Copy every line of the listing that holds the string "ITECH".

━━━━━ Task material

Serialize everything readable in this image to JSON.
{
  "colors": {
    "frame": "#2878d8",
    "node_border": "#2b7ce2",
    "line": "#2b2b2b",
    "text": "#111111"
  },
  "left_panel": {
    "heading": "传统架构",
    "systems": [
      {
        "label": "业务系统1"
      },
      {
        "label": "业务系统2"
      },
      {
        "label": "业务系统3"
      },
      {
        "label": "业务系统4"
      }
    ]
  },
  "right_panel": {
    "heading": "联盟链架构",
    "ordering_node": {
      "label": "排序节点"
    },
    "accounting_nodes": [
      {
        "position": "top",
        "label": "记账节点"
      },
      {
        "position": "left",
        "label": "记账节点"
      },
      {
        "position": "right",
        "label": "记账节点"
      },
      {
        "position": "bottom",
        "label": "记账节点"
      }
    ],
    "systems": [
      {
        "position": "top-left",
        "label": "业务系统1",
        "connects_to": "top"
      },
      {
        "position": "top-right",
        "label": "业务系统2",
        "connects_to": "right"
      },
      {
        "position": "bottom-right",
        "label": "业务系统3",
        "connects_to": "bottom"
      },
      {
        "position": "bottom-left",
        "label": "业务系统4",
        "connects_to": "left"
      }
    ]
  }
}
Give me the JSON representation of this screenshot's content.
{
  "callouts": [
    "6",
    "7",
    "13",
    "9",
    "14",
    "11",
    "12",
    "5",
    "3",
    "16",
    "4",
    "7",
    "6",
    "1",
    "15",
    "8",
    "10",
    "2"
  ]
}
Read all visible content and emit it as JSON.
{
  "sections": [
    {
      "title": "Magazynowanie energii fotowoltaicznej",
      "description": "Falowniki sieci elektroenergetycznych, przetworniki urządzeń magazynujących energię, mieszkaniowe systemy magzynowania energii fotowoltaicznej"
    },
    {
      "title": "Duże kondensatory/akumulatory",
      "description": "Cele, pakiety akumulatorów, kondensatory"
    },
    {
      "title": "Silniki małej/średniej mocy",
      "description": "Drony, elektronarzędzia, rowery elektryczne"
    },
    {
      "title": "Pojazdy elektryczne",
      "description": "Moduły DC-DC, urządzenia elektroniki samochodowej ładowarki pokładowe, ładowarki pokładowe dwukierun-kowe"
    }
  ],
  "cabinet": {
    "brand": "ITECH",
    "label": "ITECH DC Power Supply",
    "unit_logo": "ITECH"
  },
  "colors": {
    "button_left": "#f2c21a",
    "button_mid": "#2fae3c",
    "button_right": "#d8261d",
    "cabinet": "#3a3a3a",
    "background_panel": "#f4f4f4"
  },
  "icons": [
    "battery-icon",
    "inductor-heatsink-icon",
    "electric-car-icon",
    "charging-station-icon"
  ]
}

━━━━━━━━━━

Response:
    "brand": "ITECH",
    "label": "ITECH DC Power Supply",
    "unit_logo": "ITECH"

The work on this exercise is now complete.